AUFGABEN —
- 1) Gib aus dem Text zum Volksbegehren für den Sozialstaat den Abschnitt von „Vom 3. – 10.“ bis einschließlich „die Demokratie darstellt.“ wortgetreu wieder.
- 2) Führe den Text über das Volksbegehren für den Sozialstaat im Anschluss an seinen letzten Satz weiter.

─── ANGEZEIGTER TEXTAUSZUG

03 / 2002
 
"Solidarisches Handeln ist die einzige Antwort auf einen entfesselten Markt"

Vom 3. – 10. April liegt das Volksbegehren für den Sozialstaat in den Gemeinde- und Bezirksämtern zur Unterschrift auf. Prominente steirische Unterstützer erläuterten vor MedienvertreterInnen, warum sie dem Volksbegehren ihre Stimme geben.

Robert Reithofer vom Verein ISOP, einer der Trägerorganisationen des Volksbegehrens, ist es ein Anliegen, dass der Wert „Sozialstaat“ entgegen neoliberaler Nulldefizit-Ideologie wieder positiv besetzt wird. 
Einig sind sich die Unterstützer auch darin, dass soziale Sicherheit eine Grundvoraussetzung für die Demokratie darstellt. 
"15 Mitgliedstaaten der EU haben soziale Grundrechte in ihrer Verfassung. Nur Österreich und Großbritannien nicht. Neben der Freiheit gehört auch die soziale Sicherheit als zentraler Wert unserer Gesellschaft endlich in den Grundrechtskatalog der Bundesverfassung", so LAbg. Kurt Gennaro, Vorsitzender der Gewerkschaft Metall-Textil.

──────
─── DATEN ZUR ANALYSE

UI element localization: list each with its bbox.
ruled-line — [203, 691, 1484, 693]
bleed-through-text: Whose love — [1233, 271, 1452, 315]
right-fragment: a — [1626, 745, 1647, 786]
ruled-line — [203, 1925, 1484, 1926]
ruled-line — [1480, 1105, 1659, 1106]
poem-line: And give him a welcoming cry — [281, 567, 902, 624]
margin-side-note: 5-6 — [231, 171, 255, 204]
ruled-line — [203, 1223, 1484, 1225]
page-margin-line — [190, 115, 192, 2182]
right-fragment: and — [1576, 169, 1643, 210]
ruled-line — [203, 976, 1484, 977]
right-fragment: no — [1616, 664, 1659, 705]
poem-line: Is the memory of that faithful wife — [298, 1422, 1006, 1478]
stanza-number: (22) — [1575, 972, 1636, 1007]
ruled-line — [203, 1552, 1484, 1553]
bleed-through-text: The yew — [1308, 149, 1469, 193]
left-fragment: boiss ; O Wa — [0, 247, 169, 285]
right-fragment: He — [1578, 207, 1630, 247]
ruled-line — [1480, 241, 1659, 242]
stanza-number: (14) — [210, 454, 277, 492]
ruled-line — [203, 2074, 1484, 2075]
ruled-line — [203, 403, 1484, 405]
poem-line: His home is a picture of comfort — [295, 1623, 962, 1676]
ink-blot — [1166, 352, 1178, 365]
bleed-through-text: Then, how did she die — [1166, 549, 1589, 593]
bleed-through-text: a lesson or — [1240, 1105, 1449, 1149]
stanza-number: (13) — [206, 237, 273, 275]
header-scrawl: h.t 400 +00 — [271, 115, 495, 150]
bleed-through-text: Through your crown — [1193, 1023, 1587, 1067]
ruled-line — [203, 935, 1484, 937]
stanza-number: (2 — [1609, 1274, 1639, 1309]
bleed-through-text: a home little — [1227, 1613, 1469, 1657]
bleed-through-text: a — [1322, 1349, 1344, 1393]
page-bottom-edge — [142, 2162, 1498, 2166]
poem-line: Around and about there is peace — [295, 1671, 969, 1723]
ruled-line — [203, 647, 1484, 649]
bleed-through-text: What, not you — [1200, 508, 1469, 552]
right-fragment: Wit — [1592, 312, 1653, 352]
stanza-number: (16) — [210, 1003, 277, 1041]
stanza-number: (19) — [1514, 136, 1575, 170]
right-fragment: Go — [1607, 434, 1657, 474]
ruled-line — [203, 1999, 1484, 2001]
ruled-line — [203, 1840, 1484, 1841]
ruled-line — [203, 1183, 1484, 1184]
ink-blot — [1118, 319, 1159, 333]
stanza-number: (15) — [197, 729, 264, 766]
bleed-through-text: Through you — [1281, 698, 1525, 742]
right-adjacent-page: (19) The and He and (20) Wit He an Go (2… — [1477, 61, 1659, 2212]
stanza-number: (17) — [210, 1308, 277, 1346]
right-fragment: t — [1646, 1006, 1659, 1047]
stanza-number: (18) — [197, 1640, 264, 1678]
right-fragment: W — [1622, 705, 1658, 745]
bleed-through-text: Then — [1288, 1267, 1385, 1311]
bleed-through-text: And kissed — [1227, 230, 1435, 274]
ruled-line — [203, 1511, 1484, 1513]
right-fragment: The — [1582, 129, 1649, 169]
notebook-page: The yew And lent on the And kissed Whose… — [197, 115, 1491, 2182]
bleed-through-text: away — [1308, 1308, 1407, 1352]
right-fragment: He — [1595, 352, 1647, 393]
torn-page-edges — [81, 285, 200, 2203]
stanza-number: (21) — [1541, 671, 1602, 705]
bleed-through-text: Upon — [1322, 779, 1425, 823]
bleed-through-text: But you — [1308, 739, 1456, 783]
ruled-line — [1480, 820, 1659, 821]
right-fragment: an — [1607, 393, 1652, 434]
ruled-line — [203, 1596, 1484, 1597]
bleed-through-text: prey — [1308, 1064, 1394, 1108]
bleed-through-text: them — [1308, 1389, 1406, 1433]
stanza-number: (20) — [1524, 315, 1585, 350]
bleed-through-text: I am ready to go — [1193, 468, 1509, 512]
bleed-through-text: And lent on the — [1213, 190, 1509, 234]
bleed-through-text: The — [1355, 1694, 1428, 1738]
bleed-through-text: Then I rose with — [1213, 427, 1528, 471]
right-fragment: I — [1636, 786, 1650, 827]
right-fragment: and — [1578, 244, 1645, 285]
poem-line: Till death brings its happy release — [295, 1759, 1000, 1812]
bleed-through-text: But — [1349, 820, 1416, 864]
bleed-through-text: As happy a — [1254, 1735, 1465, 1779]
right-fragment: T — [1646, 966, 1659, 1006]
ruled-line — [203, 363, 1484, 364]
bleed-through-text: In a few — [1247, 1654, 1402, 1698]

──────

ANTWORTEN —
- 1)
Vom 3. – 10. April liegt das Volksbegehren für den Sozialstaat in den Gemeinde- und Bezirksämtern zur Unterschrift auf. Prominente steirische Unterstützer erläuterten vor MedienvertreterInnen, warum sie dem Volksbegehren ihre Stimme geben.

Robert Reithofer vom Verein ISOP, einer der Trägerorganisationen des Volksbegehrens, ist es ein Anliegen, dass der Wert „Sozialstaat“ entgegen neoliberaler Nulldefizit-Ideologie wieder positiv besetzt wird. 
Einig sind sich die Unterstützer auch darin, dass soziale Sicherheit eine Grundvoraussetzung für die Demokratie darstellt.

- 2)
Immer mehr sind auf das soziale Netz angewiesen
Gennaro kritisiert, dass nicht Arbeitslosigkeit, sondern die arbeitslosen Menschen bekämpft werden und damit die soziale Spaltung vorangetrieben wird. Mehrmaliger Arbeitsplatzwechsel, arbeitslose Zeiten, Zeiten mit Teilzeitbeschäftigung bis zum Herausfallen aus dem Arbeitsmarkt als so genannte "Minderleister" zeichnen die zunehmend unsicherer werdende Situation auf dem Arbeitsmarkt aus. Es gibt also immer häufiger Situationen im Leben eines jeden Menschen, in denen er/sie auf das soziale Netz angewiesen ist. "Solidarisches Handeln ist die einzige Antwort auf einen entfesselten Markt. Weil freiwillige Solidarität nur bedingt funktioniert, muss der Staat auch die Solidarität mit den Schwachen einfordern um die Gesellschaft nicht auseinander brechen zu lassen", argumentiert Josef Riedl, Betriebsseelsorger aus Kapfenberg.

Eine Aufgabe des Staates
Pfarrer Wolfgang Pucher warnt: "Wenn begonnen wird, wirtschaftliche Interessen über die soziale Absicherung zu stellen, ist unsere ganze Aufmerksamkeit gefordert. So wie es unser aller Auftrag ist, sich nicht aus der Verantwortung dem Nächsten gegenüber davonzuschleichen, ist es erst recht die Aufgabe eines demokratischen Staates, das soziale Netz so zu knüpfen, dass ein Abgleiten in die Armut und damit die Ausgrenzung verhindert wird." 
 

Pucher: „Staat muss Armut und Ausgrenzung verhindern“, Gennaro: „Soziale Spaltung darf nicht weiter vorangetrieben werden“

"Österreich ist ein Sozialstaat"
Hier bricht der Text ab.